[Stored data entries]

** Begin **

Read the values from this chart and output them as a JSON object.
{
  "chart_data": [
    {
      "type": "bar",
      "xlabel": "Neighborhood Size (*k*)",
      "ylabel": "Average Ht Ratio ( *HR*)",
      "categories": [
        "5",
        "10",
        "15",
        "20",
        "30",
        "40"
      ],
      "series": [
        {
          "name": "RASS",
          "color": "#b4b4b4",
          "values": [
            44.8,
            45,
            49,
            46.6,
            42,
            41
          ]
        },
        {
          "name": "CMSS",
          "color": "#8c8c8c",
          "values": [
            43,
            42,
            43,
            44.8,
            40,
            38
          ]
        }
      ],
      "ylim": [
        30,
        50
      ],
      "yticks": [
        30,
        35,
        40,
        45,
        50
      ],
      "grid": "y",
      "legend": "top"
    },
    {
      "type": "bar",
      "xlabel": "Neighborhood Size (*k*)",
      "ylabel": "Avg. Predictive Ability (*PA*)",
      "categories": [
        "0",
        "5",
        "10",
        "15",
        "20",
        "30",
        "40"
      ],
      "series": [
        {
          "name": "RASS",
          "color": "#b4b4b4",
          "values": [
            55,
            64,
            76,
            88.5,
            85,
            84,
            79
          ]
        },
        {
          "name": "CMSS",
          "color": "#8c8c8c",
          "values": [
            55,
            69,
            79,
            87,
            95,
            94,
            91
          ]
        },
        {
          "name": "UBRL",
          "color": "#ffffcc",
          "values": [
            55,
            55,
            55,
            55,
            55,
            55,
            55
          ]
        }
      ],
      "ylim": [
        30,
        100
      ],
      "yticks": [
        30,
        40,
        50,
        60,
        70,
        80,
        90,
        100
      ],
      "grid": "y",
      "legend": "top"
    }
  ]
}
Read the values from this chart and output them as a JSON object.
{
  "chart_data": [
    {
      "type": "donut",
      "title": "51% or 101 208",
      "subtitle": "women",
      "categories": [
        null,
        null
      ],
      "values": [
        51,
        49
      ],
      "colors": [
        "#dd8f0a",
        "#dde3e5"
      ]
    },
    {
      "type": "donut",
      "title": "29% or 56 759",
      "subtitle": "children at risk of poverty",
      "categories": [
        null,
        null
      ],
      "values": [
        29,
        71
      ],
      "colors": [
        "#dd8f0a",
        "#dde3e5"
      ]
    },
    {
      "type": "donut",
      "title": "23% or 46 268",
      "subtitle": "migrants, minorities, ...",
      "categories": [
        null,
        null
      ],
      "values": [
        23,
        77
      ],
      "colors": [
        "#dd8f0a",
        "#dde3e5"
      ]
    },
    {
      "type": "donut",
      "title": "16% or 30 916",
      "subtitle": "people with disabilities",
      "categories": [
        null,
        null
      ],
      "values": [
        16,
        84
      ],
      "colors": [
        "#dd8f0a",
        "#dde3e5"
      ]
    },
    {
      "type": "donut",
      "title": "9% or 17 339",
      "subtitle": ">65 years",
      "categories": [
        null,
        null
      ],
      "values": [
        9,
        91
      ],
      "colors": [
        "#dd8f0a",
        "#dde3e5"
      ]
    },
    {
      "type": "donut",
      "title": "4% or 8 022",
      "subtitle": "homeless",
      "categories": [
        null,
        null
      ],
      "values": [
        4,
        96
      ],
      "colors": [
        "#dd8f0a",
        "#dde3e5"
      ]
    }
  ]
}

** End **

## Set task
Copy every line of the data that holds the string "ylabel".

## Solution
      "ylabel": "Average Ht Ratio ( *HR*)",
      "ylabel": "Avg. Predictive Ability (*PA*)",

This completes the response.